**Stated problem:** Give the listing again in full, exactly as written.

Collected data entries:
· · · ·

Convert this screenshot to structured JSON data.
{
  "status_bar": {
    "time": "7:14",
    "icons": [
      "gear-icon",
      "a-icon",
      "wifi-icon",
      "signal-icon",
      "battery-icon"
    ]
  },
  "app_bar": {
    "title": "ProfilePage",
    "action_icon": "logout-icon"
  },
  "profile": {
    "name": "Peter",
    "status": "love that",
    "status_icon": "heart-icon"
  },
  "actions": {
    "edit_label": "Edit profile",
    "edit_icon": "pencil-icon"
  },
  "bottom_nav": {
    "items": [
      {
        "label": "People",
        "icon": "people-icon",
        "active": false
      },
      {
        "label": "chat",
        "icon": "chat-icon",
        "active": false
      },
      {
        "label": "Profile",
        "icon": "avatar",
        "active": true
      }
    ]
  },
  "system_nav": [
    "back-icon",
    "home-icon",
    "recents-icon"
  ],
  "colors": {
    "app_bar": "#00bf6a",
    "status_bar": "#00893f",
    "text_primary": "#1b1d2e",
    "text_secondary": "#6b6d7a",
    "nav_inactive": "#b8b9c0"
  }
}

· · · ·

**Task response:**
Convert this screenshot to structured JSON data.
{
  "status_bar": {
    "time": "7:14",
    "icons": [
      "gear-icon",
      "a-icon",
      "wifi-icon",
      "signal-icon",
      "battery-icon"
    ]
  },
  "app_bar": {
    "title": "ProfilePage",
    "action_icon": "logout-icon"
  },
  "profile": {
    "name": "Peter",
    "status": "love that",
    "status_icon": "heart-icon"
  },
  "actions": {
    "edit_label": "Edit profile",
    "edit_icon": "pencil-icon"
  },
  "bottom_nav": {
    "items": [
      {
        "label": "People",
        "icon": "people-icon",
        "active": false
      },
      {
        "label": "chat",
        "icon": "chat-icon",
        "active": false
      },
      {
        "label": "Profile",
        "icon": "avatar",
        "active": true
      }
    ]
  },
  "system_nav": [
    "back-icon",
    "home-icon",
    "recents-icon"
  ],
  "colors": {
    "app_bar": "#00bf6a",
    "status_bar": "#00893f",
    "text_primary": "#1b1d2e",
    "text_secondary": "#6b6d7a",
    "nav_inactive": "#b8b9c0"
  }
}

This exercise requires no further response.